● DO THIS: Copy the data exactly as it appears, and do not include any pictures.
====== AVAILABLE RECORDS
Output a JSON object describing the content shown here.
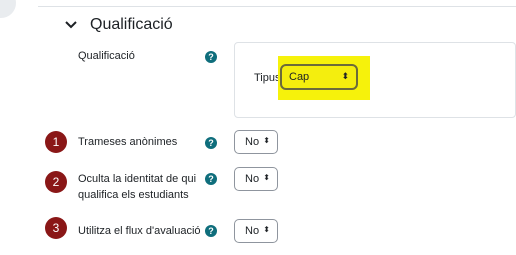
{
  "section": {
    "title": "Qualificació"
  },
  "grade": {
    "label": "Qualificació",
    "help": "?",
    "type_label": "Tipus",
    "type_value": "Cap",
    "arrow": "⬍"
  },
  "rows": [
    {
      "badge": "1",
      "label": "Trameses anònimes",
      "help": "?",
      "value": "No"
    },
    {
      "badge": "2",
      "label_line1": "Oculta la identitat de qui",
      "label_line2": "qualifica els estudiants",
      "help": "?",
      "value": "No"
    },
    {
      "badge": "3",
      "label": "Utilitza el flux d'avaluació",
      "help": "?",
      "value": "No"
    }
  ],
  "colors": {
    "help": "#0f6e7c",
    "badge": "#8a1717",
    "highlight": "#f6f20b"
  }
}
============
● EXERCISE RESULT:
Output a JSON object describing the content shown here.
{
  "section": {
    "title": "Qualificació"
  },
  "grade": {
    "label": "Qualificació",
    "help": "?",
    "type_label": "Tipus",
    "type_value": "Cap",
    "arrow": "⬍"
  },
  "rows": [
    {
      "badge": "1",
      "label": "Trameses anònimes",
      "help": "?",
      "value": "No"
    },
    {
      "badge": "2",
      "label_line1": "Oculta la identitat de qui",
      "label_line2": "qualifica els estudiants",
      "help": "?",
      "value": "No"
    },
    {
      "badge": "3",
      "label": "Utilitza el flux d'avaluació",
      "help": "?",
      "value": "No"
    }
  ],
  "colors": {
    "help": "#0f6e7c",
    "badge": "#8a1717",
    "highlight": "#f6f20b"
  }
}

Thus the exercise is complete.